# Task details
Locate the string "налоговых" throughout the material and copy every line in which it occurs.

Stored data
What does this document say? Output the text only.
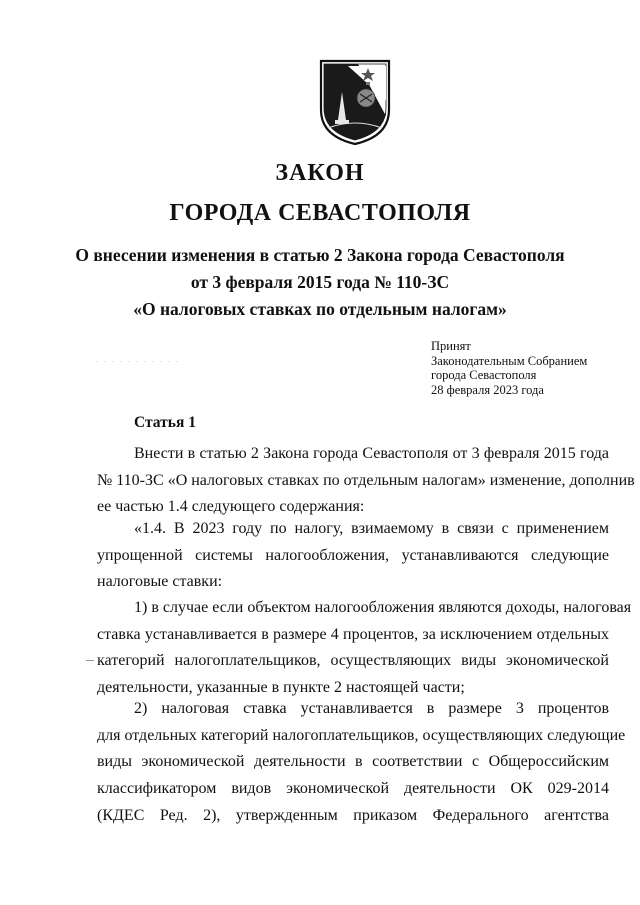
ЗАКОН
ГОРОДА СЕВАСТОПОЛЯ
О внесении изменения в статью 2 Закона города Севастополя
от 3 февраля 2015 года № 110-ЗС
«О налоговых ставках по отдельным налогам»
. . . . . . . . . . .
Принят
Законодательным Собранием
города Севастополя
28 февраля 2023 года
Статья 1
Внести в статью 2 Закона города Севастополя от 3 февраля 2015 года
№ 110-ЗС «О налоговых ставках по отдельным налогам» изменение, дополнив
ее частью 1.4 следующего содержания:
«1.4. В 2023 году по налогу, взимаемому в связи с применением
упрощенной системы налогообложения, устанавливаются следующие
налоговые ставки:
1) в случае если объектом налогообложения являются доходы, налоговая
ставка устанавливается в размере 4 процентов, за исключением отдельных
категорий налогоплательщиков, осуществляющих виды экономической
деятельности, указанные в пункте 2 настоящей части;
2) налоговая ставка устанавливается в размере 3 процентов
для отдельных категорий налогоплательщиков, осуществляющих следующие
виды экономической деятельности в соответствии с Общероссийским
классификатором видов экономической деятельности ОК 029-2014
(КДЕС Ред. 2), утвержденным приказом Федерального агентства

# Solution to the exercise
«О налоговых ставках по отдельным налогам»
№ 110-ЗС «О налоговых ставках по отдельным налогам» изменение, дополнив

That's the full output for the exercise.